■ **MATERIALS PROVIDED**
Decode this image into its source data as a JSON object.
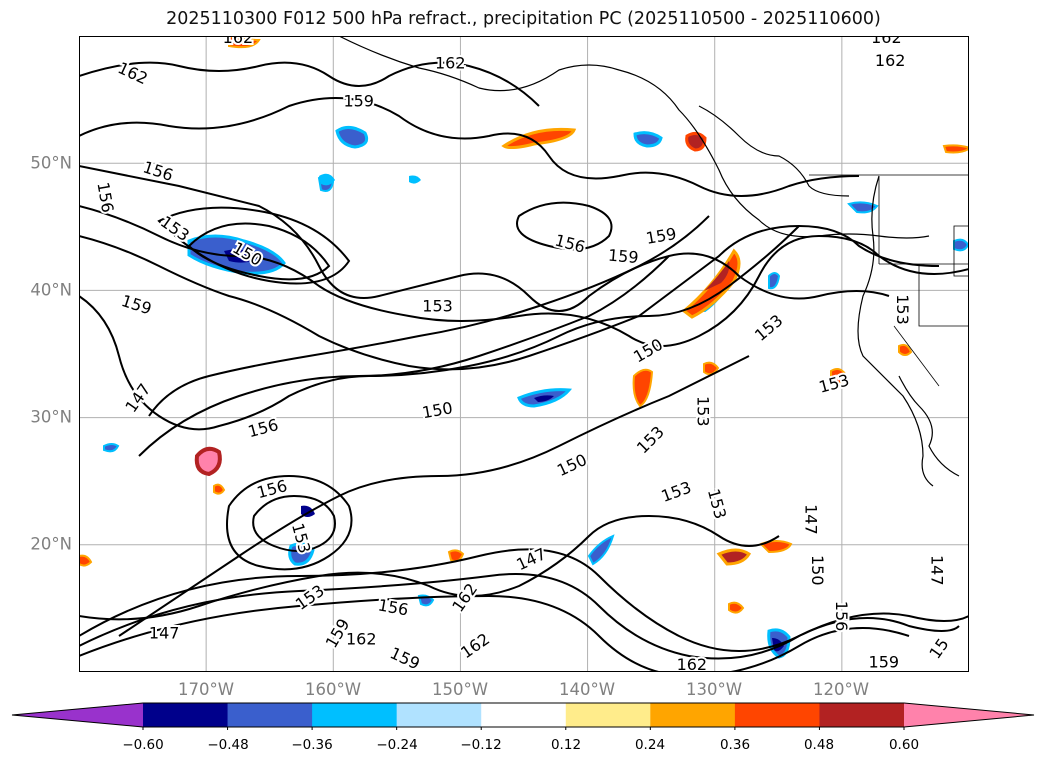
{
  "title": "2025110300 F012 500 hPa refract., precipitation PC (2025110500 - 2025110600)",
  "axes": {
    "lat_labels": [
      "50°N",
      "40°N",
      "30°N",
      "20°N"
    ],
    "lon_labels": [
      "170°W",
      "160°W",
      "150°W",
      "140°W",
      "130°W",
      "120°W"
    ]
  },
  "colorbar": {
    "colors": [
      "#9932CC",
      "#00008B",
      "#3A5FCD",
      "#00BFFF",
      "#B0E2FF",
      "#FFFFFF",
      "#FFEC8B",
      "#FFA500",
      "#FF4500",
      "#B22222",
      "#FF82AB"
    ],
    "ticks": [
      "−0.60",
      "−0.48",
      "−0.36",
      "−0.24",
      "−0.12",
      "0.12",
      "0.24",
      "0.36",
      "0.48",
      "0.60"
    ]
  },
  "contour_labels": [
    {
      "text": "162",
      "lon": -167.5,
      "lat": 59.8,
      "angle": 0
    },
    {
      "text": "162",
      "lon": -150.8,
      "lat": 57.8,
      "angle": 0
    },
    {
      "text": "162",
      "lon": -175.8,
      "lat": 57.0,
      "angle": 25
    },
    {
      "text": "162",
      "lon": -116.5,
      "lat": 59.8,
      "angle": 0
    },
    {
      "text": "162",
      "lon": -116.2,
      "lat": 58.0,
      "angle": 0
    },
    {
      "text": "159",
      "lon": -158.0,
      "lat": 54.8,
      "angle": 0
    },
    {
      "text": "156",
      "lon": -173.8,
      "lat": 49.3,
      "angle": 18
    },
    {
      "text": "156",
      "lon": -178.0,
      "lat": 47.3,
      "angle": 80
    },
    {
      "text": "153",
      "lon": -172.5,
      "lat": 44.8,
      "angle": 35
    },
    {
      "text": "150",
      "lon": -166.8,
      "lat": 42.8,
      "angle": 30
    },
    {
      "text": "159",
      "lon": -175.5,
      "lat": 38.8,
      "angle": 18
    },
    {
      "text": "156",
      "lon": -141.4,
      "lat": 43.6,
      "angle": 15
    },
    {
      "text": "159",
      "lon": -137.2,
      "lat": 42.6,
      "angle": 5
    },
    {
      "text": "159",
      "lon": -134.2,
      "lat": 44.2,
      "angle": -10
    },
    {
      "text": "153",
      "lon": -151.8,
      "lat": 38.7,
      "angle": 0
    },
    {
      "text": "150",
      "lon": -135.2,
      "lat": 35.2,
      "angle": -30
    },
    {
      "text": "153",
      "lon": -125.7,
      "lat": 37.0,
      "angle": -40
    },
    {
      "text": "153",
      "lon": -115.3,
      "lat": 38.5,
      "angle": 90
    },
    {
      "text": "147",
      "lon": -175.3,
      "lat": 31.5,
      "angle": -55
    },
    {
      "text": "156",
      "lon": -165.5,
      "lat": 29.1,
      "angle": -15
    },
    {
      "text": "150",
      "lon": -151.8,
      "lat": 30.5,
      "angle": -10
    },
    {
      "text": "153",
      "lon": -131.0,
      "lat": 30.5,
      "angle": 90
    },
    {
      "text": "153",
      "lon": -135.0,
      "lat": 28.2,
      "angle": -45
    },
    {
      "text": "153",
      "lon": -120.6,
      "lat": 32.6,
      "angle": -15
    },
    {
      "text": "150",
      "lon": -141.2,
      "lat": 26.2,
      "angle": -25
    },
    {
      "text": "153",
      "lon": -133.0,
      "lat": 24.1,
      "angle": -20
    },
    {
      "text": "153",
      "lon": -129.9,
      "lat": 23.2,
      "angle": 75
    },
    {
      "text": "147",
      "lon": -122.5,
      "lat": 22.0,
      "angle": 90
    },
    {
      "text": "156",
      "lon": -164.8,
      "lat": 24.3,
      "angle": -15
    },
    {
      "text": "153",
      "lon": -162.6,
      "lat": 20.5,
      "angle": 75
    },
    {
      "text": "150",
      "lon": -122.0,
      "lat": 18.0,
      "angle": 90
    },
    {
      "text": "147",
      "lon": -112.6,
      "lat": 18.0,
      "angle": 90
    },
    {
      "text": "147",
      "lon": -144.4,
      "lat": 18.8,
      "angle": -25
    },
    {
      "text": "153",
      "lon": -161.8,
      "lat": 15.8,
      "angle": -35
    },
    {
      "text": "156",
      "lon": -155.3,
      "lat": 15.0,
      "angle": 10
    },
    {
      "text": "162",
      "lon": -149.6,
      "lat": 15.8,
      "angle": -55
    },
    {
      "text": "159",
      "lon": -159.6,
      "lat": 13.0,
      "angle": -60
    },
    {
      "text": "162",
      "lon": -157.8,
      "lat": 12.5,
      "angle": 0
    },
    {
      "text": "162",
      "lon": -148.8,
      "lat": 12.0,
      "angle": -35
    },
    {
      "text": "159",
      "lon": -154.4,
      "lat": 11.0,
      "angle": 25
    },
    {
      "text": "147",
      "lon": -173.3,
      "lat": 13.0,
      "angle": 0
    },
    {
      "text": "162",
      "lon": -131.8,
      "lat": 10.5,
      "angle": 0
    },
    {
      "text": "159",
      "lon": -116.7,
      "lat": 10.7,
      "angle": 0
    },
    {
      "text": "156",
      "lon": -120.1,
      "lat": 14.4,
      "angle": 90
    },
    {
      "text": "15",
      "lon": -112.3,
      "lat": 11.8,
      "angle": -55
    }
  ]
}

■ **WRITTEN EXERCISE**
Restate the records above in full, word for word. Keep pictures out.

■ **EXERCISE OUTPUT**
Decode this image into its source data as a JSON object.
{
  "title": "2025110300 F012 500 hPa refract., precipitation PC (2025110500 - 2025110600)",
  "axes": {
    "lat_labels": [
      "50°N",
      "40°N",
      "30°N",
      "20°N"
    ],
    "lon_labels": [
      "170°W",
      "160°W",
      "150°W",
      "140°W",
      "130°W",
      "120°W"
    ]
  },
  "colorbar": {
    "colors": [
      "#9932CC",
      "#00008B",
      "#3A5FCD",
      "#00BFFF",
      "#B0E2FF",
      "#FFFFFF",
      "#FFEC8B",
      "#FFA500",
      "#FF4500",
      "#B22222",
      "#FF82AB"
    ],
    "ticks": [
      "−0.60",
      "−0.48",
      "−0.36",
      "−0.24",
      "−0.12",
      "0.12",
      "0.24",
      "0.36",
      "0.48",
      "0.60"
    ]
  },
  "contour_labels": [
    {
      "text": "162",
      "lon": -167.5,
      "lat": 59.8,
      "angle": 0
    },
    {
      "text": "162",
      "lon": -150.8,
      "lat": 57.8,
      "angle": 0
    },
    {
      "text": "162",
      "lon": -175.8,
      "lat": 57.0,
      "angle": 25
    },
    {
      "text": "162",
      "lon": -116.5,
      "lat": 59.8,
      "angle": 0
    },
    {
      "text": "162",
      "lon": -116.2,
      "lat": 58.0,
      "angle": 0
    },
    {
      "text": "159",
      "lon": -158.0,
      "lat": 54.8,
      "angle": 0
    },
    {
      "text": "156",
      "lon": -173.8,
      "lat": 49.3,
      "angle": 18
    },
    {
      "text": "156",
      "lon": -178.0,
      "lat": 47.3,
      "angle": 80
    },
    {
      "text": "153",
      "lon": -172.5,
      "lat": 44.8,
      "angle": 35
    },
    {
      "text": "150",
      "lon": -166.8,
      "lat": 42.8,
      "angle": 30
    },
    {
      "text": "159",
      "lon": -175.5,
      "lat": 38.8,
      "angle": 18
    },
    {
      "text": "156",
      "lon": -141.4,
      "lat": 43.6,
      "angle": 15
    },
    {
      "text": "159",
      "lon": -137.2,
      "lat": 42.6,
      "angle": 5
    },
    {
      "text": "159",
      "lon": -134.2,
      "lat": 44.2,
      "angle": -10
    },
    {
      "text": "153",
      "lon": -151.8,
      "lat": 38.7,
      "angle": 0
    },
    {
      "text": "150",
      "lon": -135.2,
      "lat": 35.2,
      "angle": -30
    },
    {
      "text": "153",
      "lon": -125.7,
      "lat": 37.0,
      "angle": -40
    },
    {
      "text": "153",
      "lon": -115.3,
      "lat": 38.5,
      "angle": 90
    },
    {
      "text": "147",
      "lon": -175.3,
      "lat": 31.5,
      "angle": -55
    },
    {
      "text": "156",
      "lon": -165.5,
      "lat": 29.1,
      "angle": -15
    },
    {
      "text": "150",
      "lon": -151.8,
      "lat": 30.5,
      "angle": -10
    },
    {
      "text": "153",
      "lon": -131.0,
      "lat": 30.5,
      "angle": 90
    },
    {
      "text": "153",
      "lon": -135.0,
      "lat": 28.2,
      "angle": -45
    },
    {
      "text": "153",
      "lon": -120.6,
      "lat": 32.6,
      "angle": -15
    },
    {
      "text": "150",
      "lon": -141.2,
      "lat": 26.2,
      "angle": -25
    },
    {
      "text": "153",
      "lon": -133.0,
      "lat": 24.1,
      "angle": -20
    },
    {
      "text": "153",
      "lon": -129.9,
      "lat": 23.2,
      "angle": 75
    },
    {
      "text": "147",
      "lon": -122.5,
      "lat": 22.0,
      "angle": 90
    },
    {
      "text": "156",
      "lon": -164.8,
      "lat": 24.3,
      "angle": -15
    },
    {
      "text": "153",
      "lon": -162.6,
      "lat": 20.5,
      "angle": 75
    },
    {
      "text": "150",
      "lon": -122.0,
      "lat": 18.0,
      "angle": 90
    },
    {
      "text": "147",
      "lon": -112.6,
      "lat": 18.0,
      "angle": 90
    },
    {
      "text": "147",
      "lon": -144.4,
      "lat": 18.8,
      "angle": -25
    },
    {
      "text": "153",
      "lon": -161.8,
      "lat": 15.8,
      "angle": -35
    },
    {
      "text": "156",
      "lon": -155.3,
      "lat": 15.0,
      "angle": 10
    },
    {
      "text": "162",
      "lon": -149.6,
      "lat": 15.8,
      "angle": -55
    },
    {
      "text": "159",
      "lon": -159.6,
      "lat": 13.0,
      "angle": -60
    },
    {
      "text": "162",
      "lon": -157.8,
      "lat": 12.5,
      "angle": 0
    },
    {
      "text": "162",
      "lon": -148.8,
      "lat": 12.0,
      "angle": -35
    },
    {
      "text": "159",
      "lon": -154.4,
      "lat": 11.0,
      "angle": 25
    },
    {
      "text": "147",
      "lon": -173.3,
      "lat": 13.0,
      "angle": 0
    },
    {
      "text": "162",
      "lon": -131.8,
      "lat": 10.5,
      "angle": 0
    },
    {
      "text": "159",
      "lon": -116.7,
      "lat": 10.7,
      "angle": 0
    },
    {
      "text": "156",
      "lon": -120.1,
      "lat": 14.4,
      "angle": 90
    },
    {
      "text": "15",
      "lon": -112.3,
      "lat": 11.8,
      "angle": -55
    }
  ]
}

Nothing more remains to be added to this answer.